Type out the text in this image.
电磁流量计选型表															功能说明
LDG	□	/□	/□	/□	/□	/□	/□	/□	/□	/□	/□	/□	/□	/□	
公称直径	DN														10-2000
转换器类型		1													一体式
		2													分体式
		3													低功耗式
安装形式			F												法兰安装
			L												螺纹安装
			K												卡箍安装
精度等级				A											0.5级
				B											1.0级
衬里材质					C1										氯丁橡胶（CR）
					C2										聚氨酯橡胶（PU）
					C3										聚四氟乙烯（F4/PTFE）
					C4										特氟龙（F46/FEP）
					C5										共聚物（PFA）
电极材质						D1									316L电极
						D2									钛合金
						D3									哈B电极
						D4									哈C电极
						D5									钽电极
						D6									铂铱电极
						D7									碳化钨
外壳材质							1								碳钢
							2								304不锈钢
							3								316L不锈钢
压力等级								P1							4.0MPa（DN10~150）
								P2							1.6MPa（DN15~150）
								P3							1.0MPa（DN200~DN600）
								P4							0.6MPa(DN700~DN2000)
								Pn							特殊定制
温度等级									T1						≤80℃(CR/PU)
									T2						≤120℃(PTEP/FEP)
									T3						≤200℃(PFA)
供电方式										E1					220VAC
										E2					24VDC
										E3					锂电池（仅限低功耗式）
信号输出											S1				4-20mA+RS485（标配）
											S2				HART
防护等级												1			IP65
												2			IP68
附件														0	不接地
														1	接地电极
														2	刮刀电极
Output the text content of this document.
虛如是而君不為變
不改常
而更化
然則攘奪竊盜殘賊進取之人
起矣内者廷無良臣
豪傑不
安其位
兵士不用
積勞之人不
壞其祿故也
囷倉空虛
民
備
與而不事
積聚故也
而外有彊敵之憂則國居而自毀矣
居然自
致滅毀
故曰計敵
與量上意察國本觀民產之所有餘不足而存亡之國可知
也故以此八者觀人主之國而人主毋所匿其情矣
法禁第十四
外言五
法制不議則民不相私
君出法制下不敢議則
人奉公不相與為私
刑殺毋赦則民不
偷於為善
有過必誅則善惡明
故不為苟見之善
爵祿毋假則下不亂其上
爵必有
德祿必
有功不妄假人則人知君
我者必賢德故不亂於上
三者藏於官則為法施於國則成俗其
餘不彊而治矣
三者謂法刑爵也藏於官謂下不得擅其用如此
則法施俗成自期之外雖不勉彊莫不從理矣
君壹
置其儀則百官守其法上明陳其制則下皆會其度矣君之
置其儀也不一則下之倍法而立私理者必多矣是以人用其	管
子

■ STATED PROBLEM ■
Your task is to output exactly the lines running from the one with "Output the text content of this document." through the final line of the material above, with both ends included.

■ EXERCISE OUTPUT ■
Output the text content of this document.
虛如是而君不為變
不改常
而更化
然則攘奪竊盜殘賊進取之人
起矣内者廷無良臣
豪傑不
安其位
兵士不用
積勞之人不
壞其祿故也
囷倉空虛
民
備
與而不事
積聚故也
而外有彊敵之憂則國居而自毀矣
居然自
致滅毀
故曰計敵
與量上意察國本觀民產之所有餘不足而存亡之國可知
也故以此八者觀人主之國而人主毋所匿其情矣
法禁第十四
外言五
法制不議則民不相私
君出法制下不敢議則
人奉公不相與為私
刑殺毋赦則民不
偷於為善
有過必誅則善惡明
故不為苟見之善
爵祿毋假則下不亂其上
爵必有
德祿必
有功不妄假人則人知君
我者必賢德故不亂於上
三者藏於官則為法施於國則成俗其
餘不彊而治矣
三者謂法刑爵也藏於官謂下不得擅其用如此
則法施俗成自期之外雖不勉彊莫不從理矣
君壹
置其儀則百官守其法上明陳其制則下皆會其度矣君之
置其儀也不一則下之倍法而立私理者必多矣是以人用其	管
子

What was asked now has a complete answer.